WHAT THE EXERCISE ASKS:
Please count the lines below that contain the word "front", and reply with that number alone.

Data excerpts:
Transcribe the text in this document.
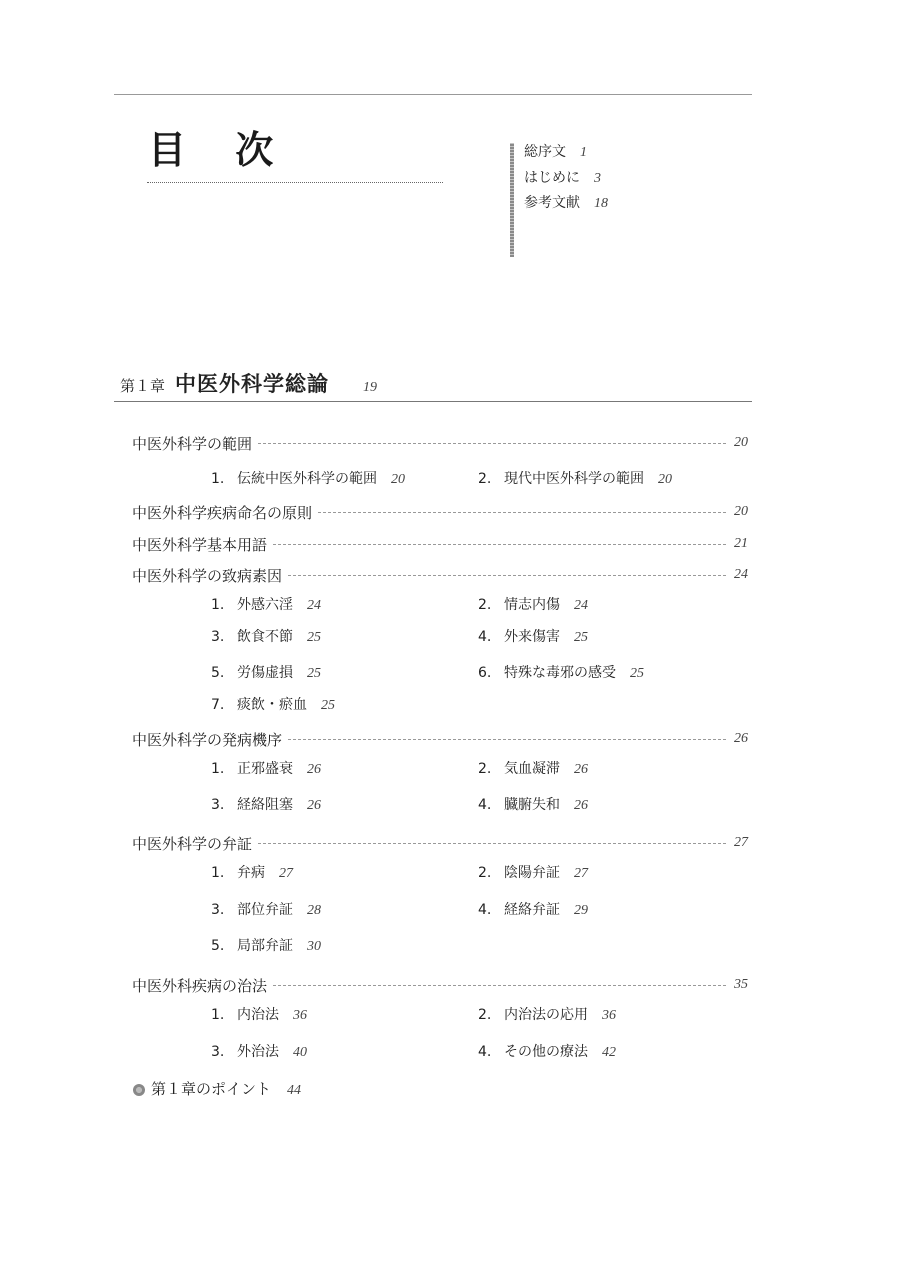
目 次	総序文 1
はじめに 3
参考文献 18
第１章 中医外科学総論 19
中医外科学の範囲	20
1. 伝統中医外科学の範囲 20	2. 現代中医外科学の範囲 20
中医外科学疾病命名の原則	20
中医外科学基本用語	21
中医外科学の致病素因	24
1. 外感六淫 24	2. 情志内傷 24
3. 飲食不節 25	4. 外来傷害 25
5. 労傷虚損 25	6. 特殊な毒邪の感受 25
7. 痰飲・瘀血 25
中医外科学の発病機序	26
1. 正邪盛衰 26	2. 気血凝滞 26
3. 経絡阻塞 26	4. 臓腑失和 26
中医外科学の弁証	27
1. 弁病 27	2. 陰陽弁証 27
3. 部位弁証 28	4. 経絡弁証 29
5. 局部弁証 30
中医外科疾病の治法	35
1. 内治法 36	2. 内治法の応用 36
3. 外治法 40	4. その他の療法 42
第１章のポイント 44
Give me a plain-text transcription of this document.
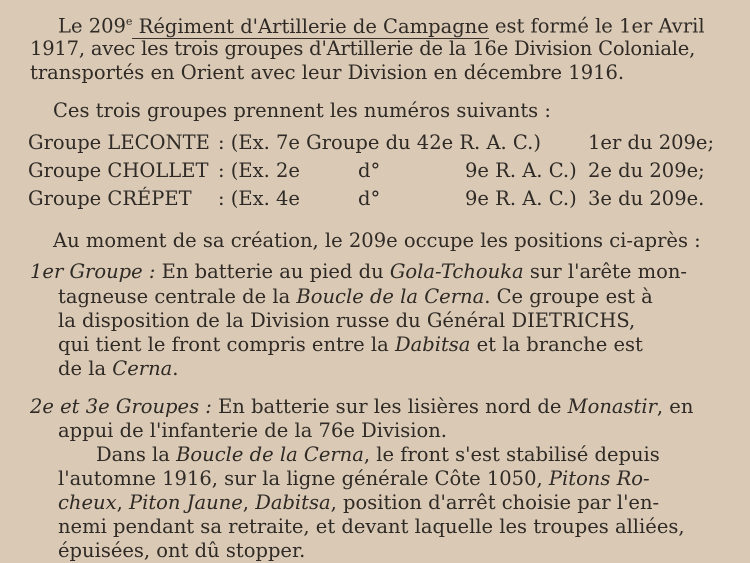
Le 209e Régiment d'Artillerie de Campagne est formé le 1er Avril
1917, avec les trois groupes d'Artillerie de la 16e Division Coloniale,
transportés en Orient avec leur Division en décembre 1916.
Ces trois groupes prennent les numéros suivants :
Groupe LECONTE : (Ex. 7e Groupe du 42e R. A. C.) 1er du 209e;
Groupe CHOLLET : (Ex. 2e	d°	9e R. A. C.) 2e du 209e;
Groupe CRÉPET : (Ex. 4e	d°	9e R. A. C.) 3e du 209e.
Au moment de sa création, le 209e occupe les positions ci-après :
1er Groupe : En batterie au pied du Gola-Tchouka sur l'arête mon-
tagneuse centrale de la Boucle de la Cerna. Ce groupe est à
la disposition de la Division russe du Général DIETRICHS,
qui tient le front compris entre la Dabitsa et la branche est
de la Cerna.
2e et 3e Groupes : En batterie sur les lisières nord de Monastir, en
appui de l'infanterie de la 76e Division.
Dans la Boucle de la Cerna, le front s'est stabilisé depuis
l'automne 1916, sur la ligne générale Côte 1050, Pitons Ro-
cheux, Piton Jaune, Dabitsa, position d'arrêt choisie par l'en-
nemi pendant sa retraite, et devant laquelle les troupes alliées,
épuisées, ont dû stopper.
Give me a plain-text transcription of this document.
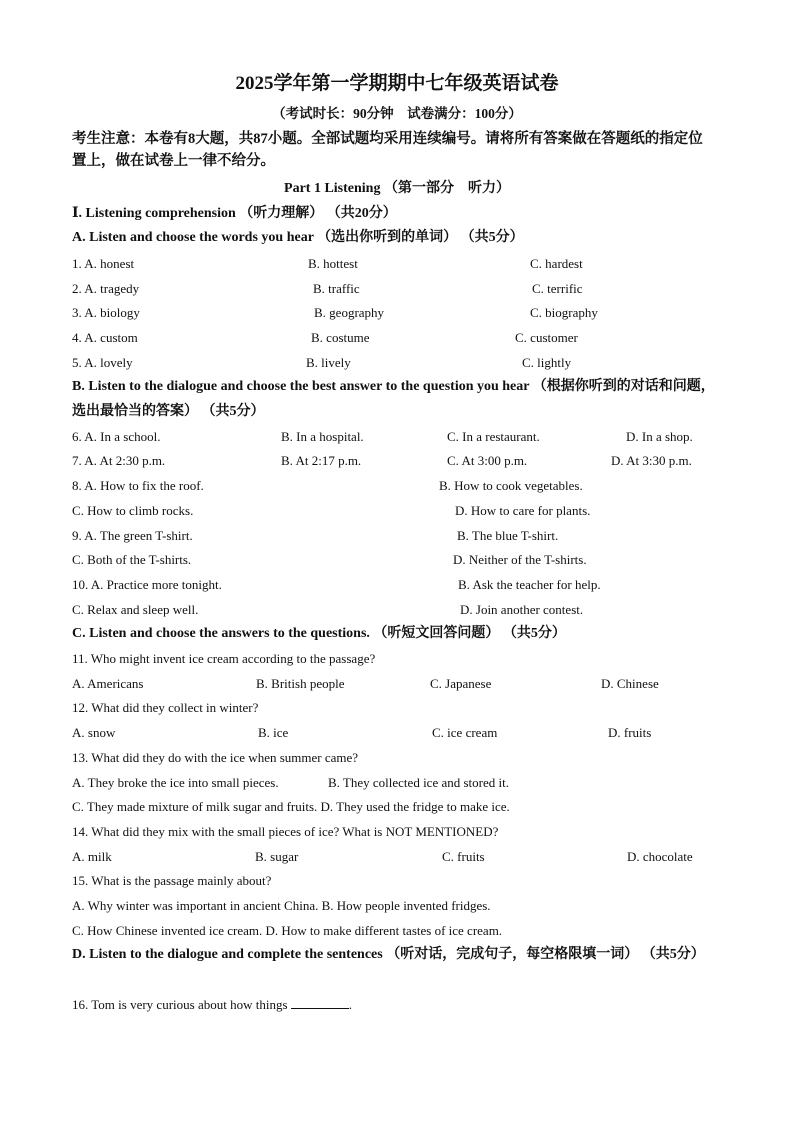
2025学年第一学期期中七年级英语试卷
（考试时长：90分钟　试卷满分：100分）
考生注意：本卷有8大题，共87小题。全部试题均采用连续编号。请将所有答案做在答题纸的指定位置上，做在试卷上一律不给分。
Part 1 Listening （第一部分　听力）
Ⅰ. Listening comprehension （听力理解） （共20分）
A. Listen and choose the words you hear （选出你听到的单词） （共5分）
1. A. honest	B. hottest	C. hardest
2. A. tragedy	B. traffic	C. terrific
3. A. biology	B. geography	C. biography
4. A. custom	B. costume	C. customer
5. A. lovely	B. lively	C. lightly
B. Listen to the dialogue and choose the best answer to the question you hear （根据你听到的对话和问题，选出最恰当的答案） （共5分）
6. A. In a school.	B. In a hospital.	C. In a restaurant.	D. In a shop.
7. A. At 2:30 p.m.	B. At 2:17 p.m.	C. At 3:00 p.m.	D. At 3:30 p.m.
8. A. How to fix the roof.	B. How to cook vegetables.
C. How to climb rocks.	D. How to care for plants.
9. A. The green T-shirt.	B. The blue T-shirt.
C. Both of the T-shirts.	D. Neither of the T-shirts.
10. A. Practice more tonight.	B. Ask the teacher for help.
C. Relax and sleep well.	D. Join another contest.
C. Listen and choose the answers to the questions. （听短文回答问题） （共5分）
11. Who might invent ice cream according to the passage?
A. Americans	B. British people	C. Japanese	D. Chinese
12. What did they collect in winter?
A. snow	B. ice	C. ice cream	D. fruits
13. What did they do with the ice when summer came?
A. They broke the ice into small pieces.	B. They collected ice and stored it.
C. They made mixture of milk sugar and fruits. D. They used the fridge to make ice.
14. What did they mix with the small pieces of ice? What is NOT MENTIONED?
A. milk	B. sugar	C. fruits	D. chocolate
15. What is the passage mainly about?
A. Why winter was important in ancient China. B. How people invented fridges.
C. How Chinese invented ice cream. D. How to make different tastes of ice cream.
D. Listen to the dialogue and complete the sentences （听对话，完成句子，每空格限填一词） （共5分）
16. Tom is very curious about how things	.
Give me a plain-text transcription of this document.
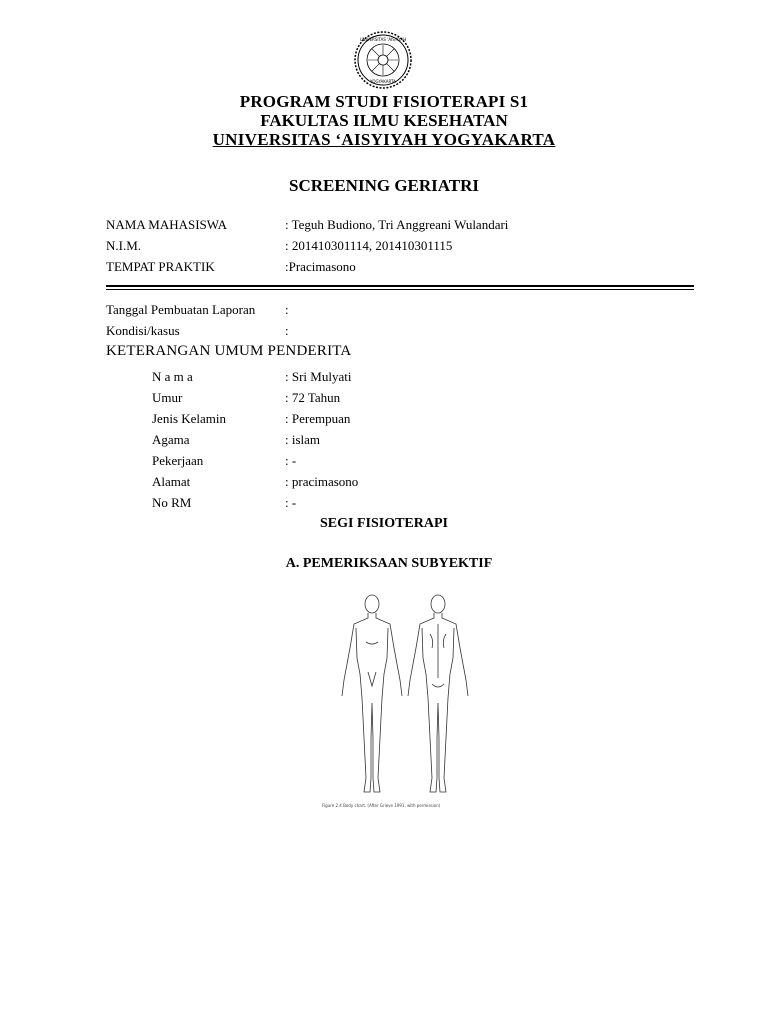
UNIVERSITAS 'AISYIYAH
YOGYAKARTA
PROGRAM STUDI FISIOTERAPI S1
FAKULTAS ILMU KESEHATAN
UNIVERSITAS ‘AISYIYAH YOGYAKARTA
SCREENING GERIATRI
NAMA MAHASISWA	: Teguh Budiono, Tri Anggreani Wulandari
N.I.M.	: 201410301114, 201410301115
TEMPAT PRAKTIK	:Pracimasono
Tanggal Pembuatan Laporan :
Kondisi/kasus	:
KETERANGAN UMUM PENDERITA
N a m a	: Sri Mulyati
Umur	: 72 Tahun
Jenis Kelamin	: Perempuan
Agama	: islam
Pekerjaan	: -
Alamat	: pracimasono
No RM	: -
SEGI FISIOTERAPI
A. PEMERIKSAAN SUBYEKTIF
Figure 2.4 Body chart. (After Grieve 1991, with permission)
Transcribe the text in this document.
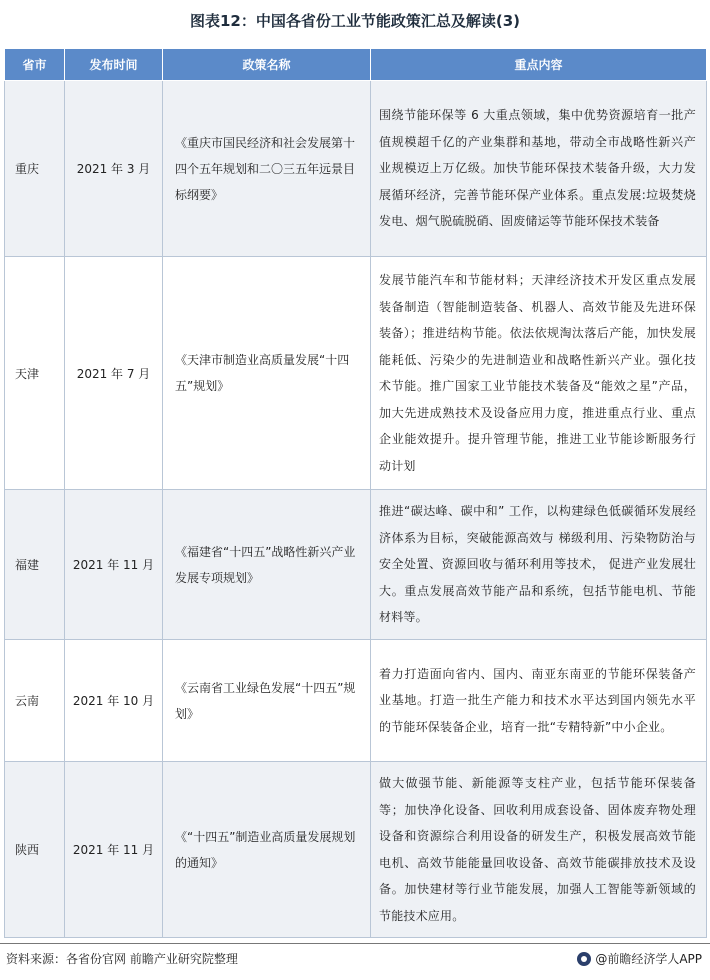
图表12：中国各省份工业节能政策汇总及解读(3)
省市	发布时间	政策名称	重点内容
重庆	2021 年 3 月	《重庆市国民经济和社会发展第十四个五年规划和二〇三五年远景目标纲要》	围绕节能环保等 6 大重点领域，集中优势资源培育一批产值规模超千亿的产业集群和基地，带动全市战略性新兴产业规模迈上万亿级。加快节能环保技术装备升级，大力发展循环经济，完善节能环保产业体系。重点发展:垃圾焚烧发电、烟气脱硫脱硝、固废储运等节能环保技术装备
天津	2021 年 7 月	《天津市制造业高质量发展“十四五”规划》	发展节能汽车和节能材料；天津经济技术开发区重点发展装备制造（智能制造装备、机器人、高效节能及先进环保装备）；推进结构节能。依法依规淘汰落后产能，加快发展能耗低、污染少的先进制造业和战略性新兴产业。强化技术节能。推广国家工业节能技术装备及“能效之星”产品，加大先进成熟技术及设备应用力度，推进重点行业、重点企业能效提升。提升管理节能，推进工业节能诊断服务行动计划
福建	2021 年 11 月	《福建省“十四五”战略性新兴产业发展专项规划》	推进“碳达峰、碳中和” 工作，以构建绿色低碳循环发展经济体系为目标，突破能源高效与 梯级利用、污染物防治与安全处置、资源回收与循环利用等技术， 促进产业发展壮大。重点发展高效节能产品和系统，包括节能电机、节能材料等。
云南	2021 年 10 月	《云南省工业绿色发展“十四五”规划》	着力打造面向省内、国内、南亚东南亚的节能环保装备产业基地。打造一批生产能力和技术水平达到国内领先水平的节能环保装备企业，培育一批“专精特新”中小企业。
陕西	2021 年 11 月	《“十四五”制造业高质量发展规划的通知》	做大做强节能、新能源等支柱产业，包括节能环保装备等；加快净化设备、回收利用成套设备、固体废弃物处理设备和资源综合利用设备的研发生产，积极发展高效节能电机、高效节能能量回收设备、高效节能碳排放技术及设备。加快建材等行业节能发展，加强人工智能等新领域的节能技术应用。
资料来源：各省份官网 前瞻产业研究院整理	@前瞻经济学人APP
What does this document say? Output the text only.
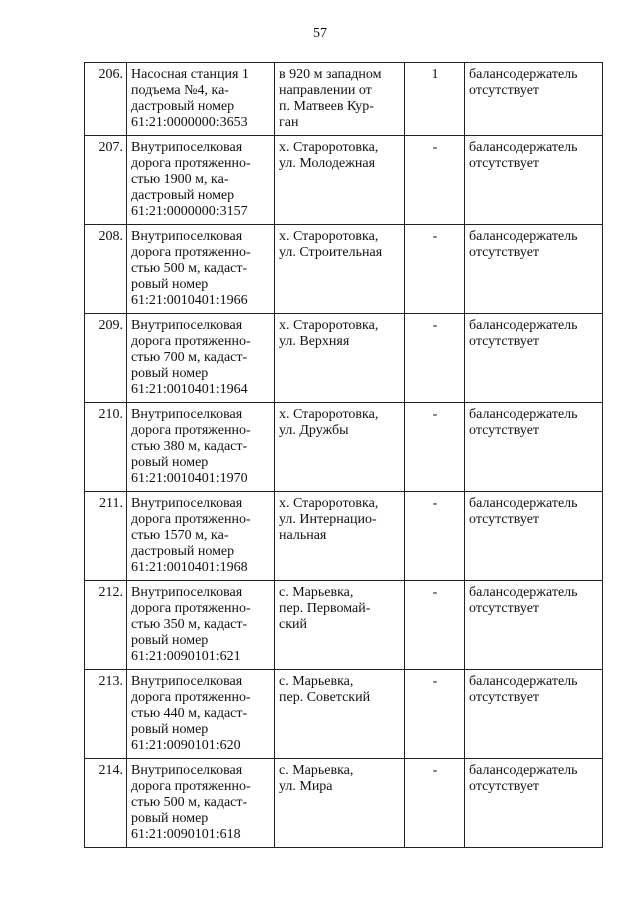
57
206.	Насосная станция 1
подъема №4, ка-
дастровый номер
61:21:0000000:3653	в 920 м западном
направлении от
п. Матвеев Кур-
ган	1	балансодержатель
отсутствует
207.	Внутрипоселковая
дорога протяженно-
стью 1900 м, ка-
дастровый номер
61:21:0000000:3157	х. Староротовка,
ул. Молодежная	-	балансодержатель
отсутствует
208.	Внутрипоселковая
дорога протяженно-
стью 500 м, кадаст-
ровый номер
61:21:0010401:1966	х. Староротовка,
ул. Строительная	-	балансодержатель
отсутствует
209.	Внутрипоселковая
дорога протяженно-
стью 700 м, кадаст-
ровый номер
61:21:0010401:1964	х. Староротовка,
ул. Верхняя	-	балансодержатель
отсутствует
210.	Внутрипоселковая
дорога протяженно-
стью 380 м, кадаст-
ровый номер
61:21:0010401:1970	х. Староротовка,
ул. Дружбы	-	балансодержатель
отсутствует
211.	Внутрипоселковая
дорога протяженно-
стью 1570 м, ка-
дастровый номер
61:21:0010401:1968	х. Староротовка,
ул. Интернацио-
нальная	-	балансодержатель
отсутствует
212.	Внутрипоселковая
дорога протяженно-
стью 350 м, кадаст-
ровый номер
61:21:0090101:621	с. Марьевка,
пер. Первомай-
ский	-	балансодержатель
отсутствует
213.	Внутрипоселковая
дорога протяженно-
стью 440 м, кадаст-
ровый номер
61:21:0090101:620	с. Марьевка,
пер. Советский	-	балансодержатель
отсутствует
214.	Внутрипоселковая
дорога протяженно-
стью 500 м, кадаст-
ровый номер
61:21:0090101:618	с. Марьевка,
ул. Мира	-	балансодержатель
отсутствует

RESULT:
2